Dataset entries:
• • •

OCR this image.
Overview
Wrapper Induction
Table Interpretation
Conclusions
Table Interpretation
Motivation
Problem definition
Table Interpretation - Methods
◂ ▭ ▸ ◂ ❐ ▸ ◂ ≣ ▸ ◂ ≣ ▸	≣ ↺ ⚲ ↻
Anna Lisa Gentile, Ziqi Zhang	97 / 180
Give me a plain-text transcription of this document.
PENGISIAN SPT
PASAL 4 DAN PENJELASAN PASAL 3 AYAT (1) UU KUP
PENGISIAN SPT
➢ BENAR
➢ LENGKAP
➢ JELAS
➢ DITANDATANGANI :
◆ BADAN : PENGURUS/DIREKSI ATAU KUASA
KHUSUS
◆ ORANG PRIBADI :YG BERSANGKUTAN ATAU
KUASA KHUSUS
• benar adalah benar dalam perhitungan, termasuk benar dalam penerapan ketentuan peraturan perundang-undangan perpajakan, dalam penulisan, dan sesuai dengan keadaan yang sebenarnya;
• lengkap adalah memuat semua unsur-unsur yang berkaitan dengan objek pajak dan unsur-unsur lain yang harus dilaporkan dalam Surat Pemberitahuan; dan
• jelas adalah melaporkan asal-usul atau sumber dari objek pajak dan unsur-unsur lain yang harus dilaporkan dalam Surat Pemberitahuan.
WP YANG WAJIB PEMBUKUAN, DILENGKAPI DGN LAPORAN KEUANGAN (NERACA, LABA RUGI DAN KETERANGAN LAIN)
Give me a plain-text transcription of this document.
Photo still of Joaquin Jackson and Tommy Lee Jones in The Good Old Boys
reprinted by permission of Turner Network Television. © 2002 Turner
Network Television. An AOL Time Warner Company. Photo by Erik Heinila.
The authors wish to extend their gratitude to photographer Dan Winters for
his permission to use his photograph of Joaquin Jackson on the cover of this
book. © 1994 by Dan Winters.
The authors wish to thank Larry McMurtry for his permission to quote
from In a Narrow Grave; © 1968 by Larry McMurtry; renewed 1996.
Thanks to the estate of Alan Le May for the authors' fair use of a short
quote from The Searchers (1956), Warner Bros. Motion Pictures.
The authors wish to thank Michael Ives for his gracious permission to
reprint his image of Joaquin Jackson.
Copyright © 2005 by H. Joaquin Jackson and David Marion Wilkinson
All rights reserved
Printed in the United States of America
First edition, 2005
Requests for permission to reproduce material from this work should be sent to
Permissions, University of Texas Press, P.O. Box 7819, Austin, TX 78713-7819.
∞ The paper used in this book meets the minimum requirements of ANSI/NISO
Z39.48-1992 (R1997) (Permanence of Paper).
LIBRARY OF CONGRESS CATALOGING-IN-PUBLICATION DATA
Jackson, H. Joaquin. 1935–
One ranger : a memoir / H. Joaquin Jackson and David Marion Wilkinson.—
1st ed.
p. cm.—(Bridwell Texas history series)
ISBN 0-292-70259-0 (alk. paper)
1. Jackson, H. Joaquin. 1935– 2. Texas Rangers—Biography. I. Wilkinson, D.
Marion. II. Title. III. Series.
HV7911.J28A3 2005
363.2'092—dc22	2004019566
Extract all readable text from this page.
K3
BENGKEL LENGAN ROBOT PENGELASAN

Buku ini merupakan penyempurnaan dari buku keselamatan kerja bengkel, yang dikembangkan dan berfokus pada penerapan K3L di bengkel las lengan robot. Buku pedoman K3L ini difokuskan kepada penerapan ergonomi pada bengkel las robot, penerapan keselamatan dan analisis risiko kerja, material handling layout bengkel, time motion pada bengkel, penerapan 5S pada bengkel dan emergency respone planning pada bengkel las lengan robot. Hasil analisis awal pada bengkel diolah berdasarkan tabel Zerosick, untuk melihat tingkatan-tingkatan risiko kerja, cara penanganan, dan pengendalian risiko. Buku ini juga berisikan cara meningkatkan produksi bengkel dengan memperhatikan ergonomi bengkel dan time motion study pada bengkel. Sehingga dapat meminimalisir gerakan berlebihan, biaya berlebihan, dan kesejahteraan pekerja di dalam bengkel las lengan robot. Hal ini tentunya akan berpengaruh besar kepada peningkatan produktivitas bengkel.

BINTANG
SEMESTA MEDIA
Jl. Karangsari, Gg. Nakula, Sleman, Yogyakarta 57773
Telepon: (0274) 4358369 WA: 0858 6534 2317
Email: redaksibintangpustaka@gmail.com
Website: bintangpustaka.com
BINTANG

• • •

> Aim
Retype the listing. Match it exactly.

> Solution for this exercise
OCR this image.
Overview
Wrapper Induction
Table Interpretation
Conclusions
Table Interpretation
Motivation
Problem definition
Table Interpretation - Methods
◂ ▭ ▸ ◂ ❐ ▸ ◂ ≣ ▸ ◂ ≣ ▸	≣ ↺ ⚲ ↻
Anna Lisa Gentile, Ziqi Zhang	97 / 180
Give me a plain-text transcription of this document.
PENGISIAN SPT
PASAL 4 DAN PENJELASAN PASAL 3 AYAT (1) UU KUP
PENGISIAN SPT
➢ BENAR
➢ LENGKAP
➢ JELAS
➢ DITANDATANGANI :
◆ BADAN : PENGURUS/DIREKSI ATAU KUASA
KHUSUS
◆ ORANG PRIBADI :YG BERSANGKUTAN ATAU
KUASA KHUSUS
• benar adalah benar dalam perhitungan, termasuk benar dalam penerapan ketentuan peraturan perundang-undangan perpajakan, dalam penulisan, dan sesuai dengan keadaan yang sebenarnya;
• lengkap adalah memuat semua unsur-unsur yang berkaitan dengan objek pajak dan unsur-unsur lain yang harus dilaporkan dalam Surat Pemberitahuan; dan
• jelas adalah melaporkan asal-usul atau sumber dari objek pajak dan unsur-unsur lain yang harus dilaporkan dalam Surat Pemberitahuan.
WP YANG WAJIB PEMBUKUAN, DILENGKAPI DGN LAPORAN KEUANGAN (NERACA, LABA RUGI DAN KETERANGAN LAIN)
Give me a plain-text transcription of this document.
Photo still of Joaquin Jackson and Tommy Lee Jones in The Good Old Boys
reprinted by permission of Turner Network Television. © 2002 Turner
Network Television. An AOL Time Warner Company. Photo by Erik Heinila.
The authors wish to extend their gratitude to photographer Dan Winters for
his permission to use his photograph of Joaquin Jackson on the cover of this
book. © 1994 by Dan Winters.
The authors wish to thank Larry McMurtry for his permission to quote
from In a Narrow Grave; © 1968 by Larry McMurtry; renewed 1996.
Thanks to the estate of Alan Le May for the authors' fair use of a short
quote from The Searchers (1956), Warner Bros. Motion Pictures.
The authors wish to thank Michael Ives for his gracious permission to
reprint his image of Joaquin Jackson.
Copyright © 2005 by H. Joaquin Jackson and David Marion Wilkinson
All rights reserved
Printed in the United States of America
First edition, 2005
Requests for permission to reproduce material from this work should be sent to
Permissions, University of Texas Press, P.O. Box 7819, Austin, TX 78713-7819.
∞ The paper used in this book meets the minimum requirements of ANSI/NISO
Z39.48-1992 (R1997) (Permanence of Paper).
LIBRARY OF CONGRESS CATALOGING-IN-PUBLICATION DATA
Jackson, H. Joaquin. 1935–
One ranger : a memoir / H. Joaquin Jackson and David Marion Wilkinson.—
1st ed.
p. cm.—(Bridwell Texas history series)
ISBN 0-292-70259-0 (alk. paper)
1. Jackson, H. Joaquin. 1935– 2. Texas Rangers—Biography. I. Wilkinson, D.
Marion. II. Title. III. Series.
HV7911.J28A3 2005
363.2'092—dc22	2004019566
Extract all readable text from this page.
K3
BENGKEL LENGAN ROBOT PENGELASAN

Buku ini merupakan penyempurnaan dari buku keselamatan kerja bengkel, yang dikembangkan dan berfokus pada penerapan K3L di bengkel las lengan robot. Buku pedoman K3L ini difokuskan kepada penerapan ergonomi pada bengkel las robot, penerapan keselamatan dan analisis risiko kerja, material handling layout bengkel, time motion pada bengkel, penerapan 5S pada bengkel dan emergency respone planning pada bengkel las lengan robot. Hasil analisis awal pada bengkel diolah berdasarkan tabel Zerosick, untuk melihat tingkatan-tingkatan risiko kerja, cara penanganan, dan pengendalian risiko. Buku ini juga berisikan cara meningkatkan produksi bengkel dengan memperhatikan ergonomi bengkel dan time motion study pada bengkel. Sehingga dapat meminimalisir gerakan berlebihan, biaya berlebihan, dan kesejahteraan pekerja di dalam bengkel las lengan robot. Hal ini tentunya akan berpengaruh besar kepada peningkatan produktivitas bengkel.

BINTANG
SEMESTA MEDIA
Jl. Karangsari, Gg. Nakula, Sleman, Yogyakarta 57773
Telepon: (0274) 4358369 WA: 0858 6534 2317
Email: redaksibintangpustaka@gmail.com
Website: bintangpustaka.com
BINTANG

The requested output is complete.